- Stored data
..........
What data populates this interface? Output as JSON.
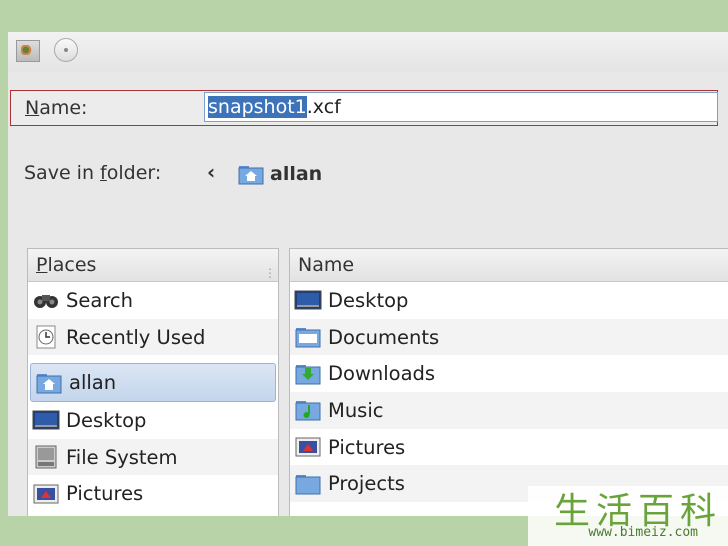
{
  "dialog": {
    "name_label_underlined": "N",
    "name_label_rest": "ame:",
    "filename_selected": "snapshot1",
    "filename_extension": ".xcf",
    "save_in_prefix": "Save in ",
    "save_in_underlined": "f",
    "save_in_rest": "older:",
    "current_folder": "allan",
    "back_glyph": "‹"
  },
  "places": {
    "header_underlined": "P",
    "header_rest": "laces",
    "items": [
      {
        "label": "Search",
        "icon": "binoculars-icon"
      },
      {
        "label": "Recently Used",
        "icon": "clock-icon"
      },
      {
        "label": "allan",
        "icon": "home-folder-icon"
      },
      {
        "label": "Desktop",
        "icon": "desktop-icon"
      },
      {
        "label": "File System",
        "icon": "drive-icon"
      },
      {
        "label": "Pictures",
        "icon": "pictures-icon"
      }
    ]
  },
  "files": {
    "header": "Name",
    "items": [
      {
        "label": "Desktop",
        "icon": "desktop-icon"
      },
      {
        "label": "Documents",
        "icon": "folder-icon"
      },
      {
        "label": "Downloads",
        "icon": "download-folder-icon"
      },
      {
        "label": "Music",
        "icon": "music-folder-icon"
      },
      {
        "label": "Pictures",
        "icon": "pictures-icon"
      },
      {
        "label": "Projects",
        "icon": "folder-icon"
      }
    ]
  },
  "watermark": {
    "chars": "生活百科",
    "url": "www.bimeiz.com"
  },
  "colors": {
    "selection": "#3d73b8",
    "background": "#b9d3a8",
    "watermark": "#6aa33a"
  }
}
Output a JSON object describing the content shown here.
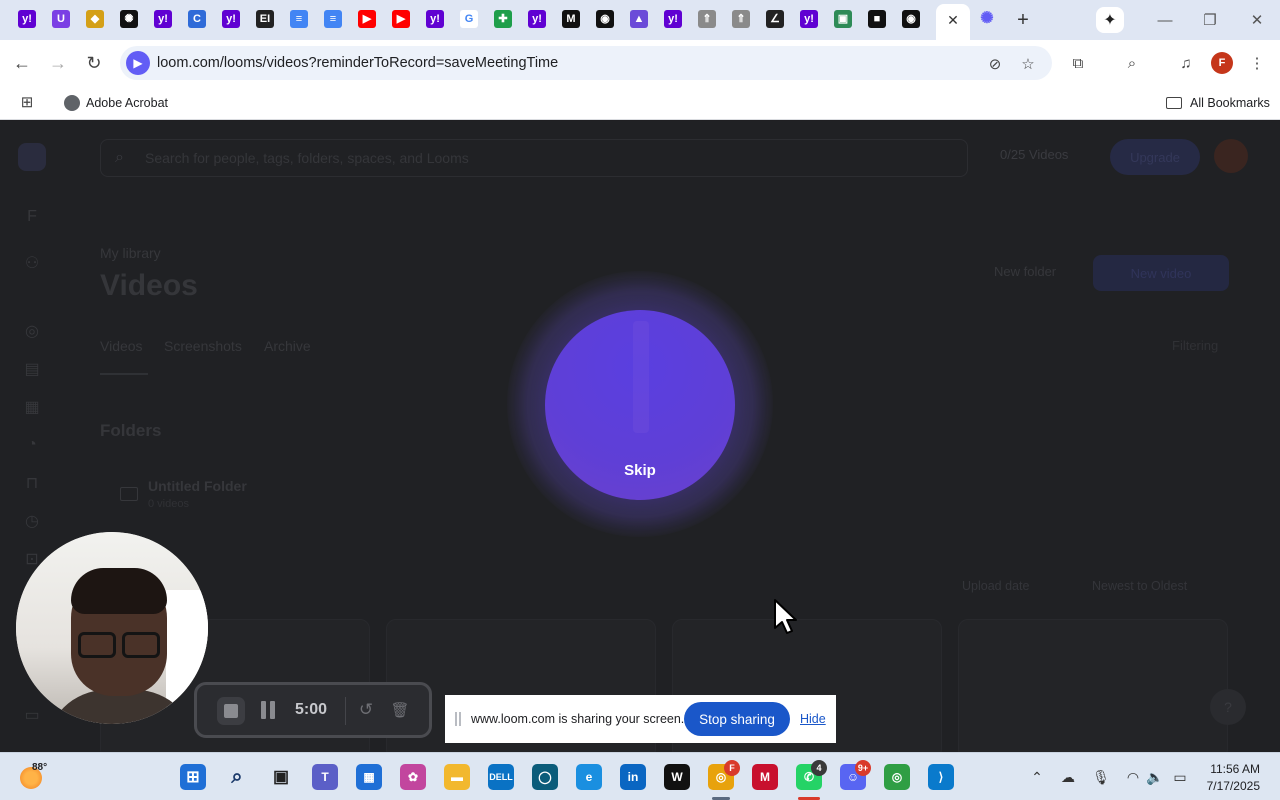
{
  "browser": {
    "tabs": [
      {
        "icon": "yahoo-icon",
        "glyph": "y!",
        "color": "#6001d2"
      },
      {
        "icon": "uphold-icon",
        "glyph": "U",
        "color": "#7b3fe4"
      },
      {
        "icon": "gold-diamond-icon",
        "glyph": "◆",
        "color": "#d4a017"
      },
      {
        "icon": "openai-icon",
        "glyph": "✺",
        "color": "#111111"
      },
      {
        "icon": "yahoo-icon",
        "glyph": "y!",
        "color": "#6001d2"
      },
      {
        "icon": "c-app-icon",
        "glyph": "C",
        "color": "#2f6bd8"
      },
      {
        "icon": "yahoo-icon",
        "glyph": "y!",
        "color": "#6001d2"
      },
      {
        "icon": "ei-app-icon",
        "glyph": "EI",
        "color": "#222222"
      },
      {
        "icon": "google-docs-icon",
        "glyph": "≡",
        "color": "#4285f4"
      },
      {
        "icon": "google-docs-icon",
        "glyph": "≡",
        "color": "#4285f4"
      },
      {
        "icon": "youtube-icon",
        "glyph": "▶",
        "color": "#ff0000"
      },
      {
        "icon": "youtube-icon",
        "glyph": "▶",
        "color": "#ff0000"
      },
      {
        "icon": "yahoo-icon",
        "glyph": "y!",
        "color": "#6001d2"
      },
      {
        "icon": "google-icon",
        "glyph": "G",
        "color": "#ffffff"
      },
      {
        "icon": "green-plus-icon",
        "glyph": "✚",
        "color": "#1e9e4a"
      },
      {
        "icon": "yahoo-icon",
        "glyph": "y!",
        "color": "#6001d2"
      },
      {
        "icon": "medium-icon",
        "glyph": "M",
        "color": "#111111"
      },
      {
        "icon": "github-icon",
        "glyph": "◉",
        "color": "#111111"
      },
      {
        "icon": "triangle-app-icon",
        "glyph": "▲",
        "color": "#6b4bd8"
      },
      {
        "icon": "yahoo-icon",
        "glyph": "y!",
        "color": "#6001d2"
      },
      {
        "icon": "rocket-icon",
        "glyph": "⇑",
        "color": "#8a8a8a"
      },
      {
        "icon": "rocket-icon",
        "glyph": "⇑",
        "color": "#8a8a8a"
      },
      {
        "icon": "feather-icon",
        "glyph": "∠",
        "color": "#222222"
      },
      {
        "icon": "yahoo-icon",
        "glyph": "y!",
        "color": "#6001d2"
      },
      {
        "icon": "chat-app-icon",
        "glyph": "▣",
        "color": "#2e8b57"
      },
      {
        "icon": "record-app-icon",
        "glyph": "■",
        "color": "#111111"
      },
      {
        "icon": "github-icon",
        "glyph": "◉",
        "color": "#111111"
      }
    ],
    "active_tab_icon": "loom-icon",
    "url": "loom.com/looms/videos?reminderToRecord=saveMeetingTime",
    "profile_initial": "F",
    "bookmarks": [
      {
        "label": "Adobe Acrobat",
        "icon": "globe-icon"
      }
    ],
    "all_bookmarks": "All Bookmarks"
  },
  "loom": {
    "search_placeholder": "Search for people, tags, folders, spaces, and Looms",
    "videos_count": "0/25 Videos",
    "upgrade_label": "Upgrade",
    "breadcrumb": "My library",
    "page_title": "Videos",
    "new_folder": "New folder",
    "new_video": "New video",
    "tabs": [
      "Videos",
      "Screenshots",
      "Archive"
    ],
    "filter_label": "Filtering",
    "folders_heading": "Folders",
    "folder_name": "Untitled Folder",
    "folder_sub": "0 videos",
    "sort_by": "Upload date",
    "sort_order": "Newest to Oldest"
  },
  "recorder": {
    "skip_label": "Skip",
    "timer": "5:00",
    "accent_color": "#5f3fd6"
  },
  "screen_share": {
    "message": "www.loom.com is sharing your screen.",
    "stop_label": "Stop sharing",
    "hide_label": "Hide"
  },
  "taskbar": {
    "weather_temp": "88°",
    "time": "11:56 AM",
    "date": "7/17/2025",
    "badges": {
      "whatsapp": "4",
      "discord": "9+",
      "chrome_profile": "F"
    }
  }
}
..........
Where a line in the material above holds "JSON", copy that line.

What data populates this interface? Output as JSON.
Output a JSON object describing the content shown here.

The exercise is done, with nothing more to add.